[Page element annotations]
Begin

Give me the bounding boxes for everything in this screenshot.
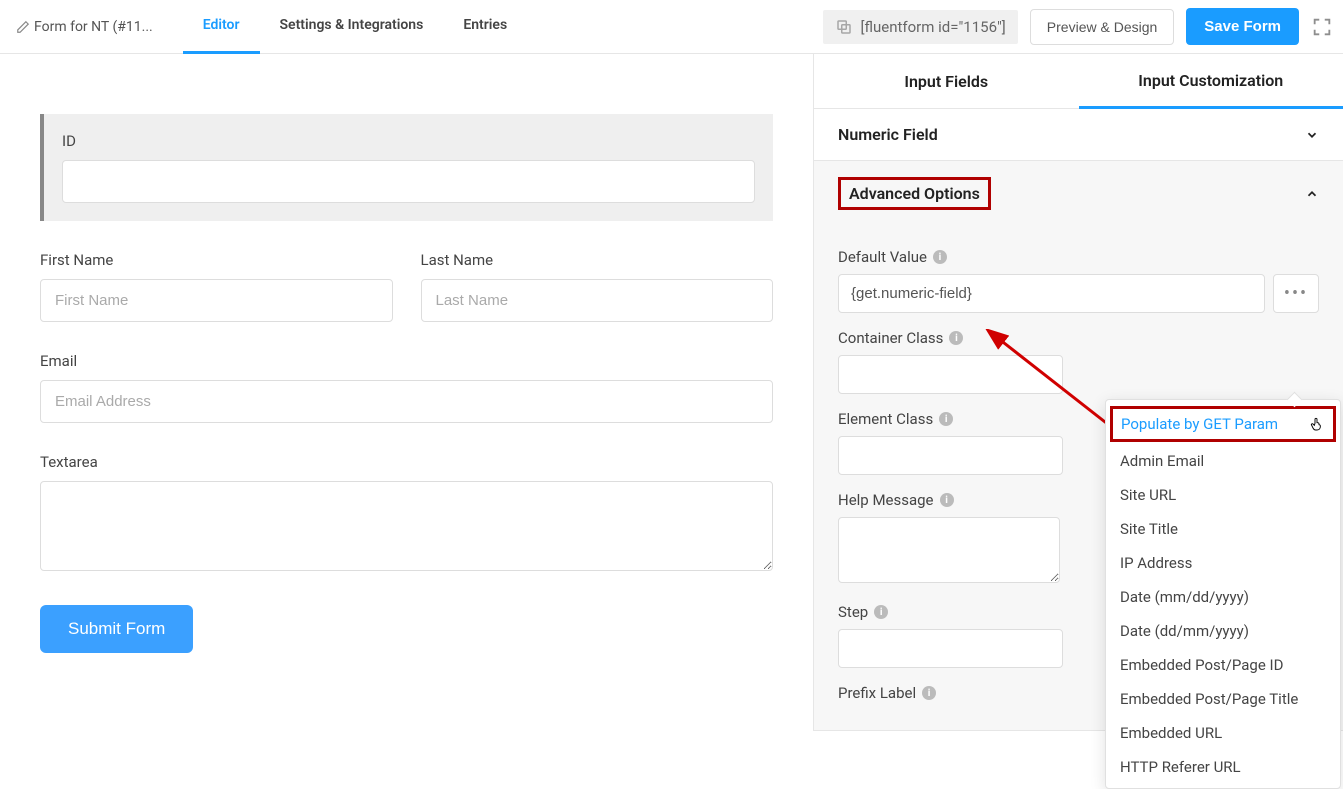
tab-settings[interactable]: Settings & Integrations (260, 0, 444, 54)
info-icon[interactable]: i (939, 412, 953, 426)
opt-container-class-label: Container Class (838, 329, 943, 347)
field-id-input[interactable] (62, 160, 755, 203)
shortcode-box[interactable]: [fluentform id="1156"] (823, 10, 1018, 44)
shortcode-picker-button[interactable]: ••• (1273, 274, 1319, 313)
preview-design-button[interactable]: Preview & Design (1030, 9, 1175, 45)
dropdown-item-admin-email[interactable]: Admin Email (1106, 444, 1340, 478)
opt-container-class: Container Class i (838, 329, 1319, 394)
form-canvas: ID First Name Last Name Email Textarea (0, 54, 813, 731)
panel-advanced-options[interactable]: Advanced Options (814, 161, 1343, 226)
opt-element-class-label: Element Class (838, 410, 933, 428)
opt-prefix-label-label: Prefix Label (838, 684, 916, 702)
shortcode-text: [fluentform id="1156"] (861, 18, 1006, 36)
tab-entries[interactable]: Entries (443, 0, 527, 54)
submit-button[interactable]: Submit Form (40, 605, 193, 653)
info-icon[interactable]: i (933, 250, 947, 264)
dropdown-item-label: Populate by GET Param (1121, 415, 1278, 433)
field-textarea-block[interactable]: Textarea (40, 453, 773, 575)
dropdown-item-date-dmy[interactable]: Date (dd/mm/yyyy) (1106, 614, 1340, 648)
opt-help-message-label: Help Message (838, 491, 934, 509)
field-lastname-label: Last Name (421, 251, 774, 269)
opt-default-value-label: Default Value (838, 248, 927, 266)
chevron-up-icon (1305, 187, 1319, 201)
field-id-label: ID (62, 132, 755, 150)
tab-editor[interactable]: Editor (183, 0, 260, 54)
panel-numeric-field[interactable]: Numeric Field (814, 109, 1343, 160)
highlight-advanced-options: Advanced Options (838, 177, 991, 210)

End

TASK DESCRIPTION: Report each line above that contains the word "Email" and copy every such line in full.

OUTPUT FOR THIS TASK:
dropdown-item-admin-email[interactable]: Admin Email (1106, 444, 1340, 478)
form-canvas: ID First Name Last Name Email Textarea (0, 54, 813, 731)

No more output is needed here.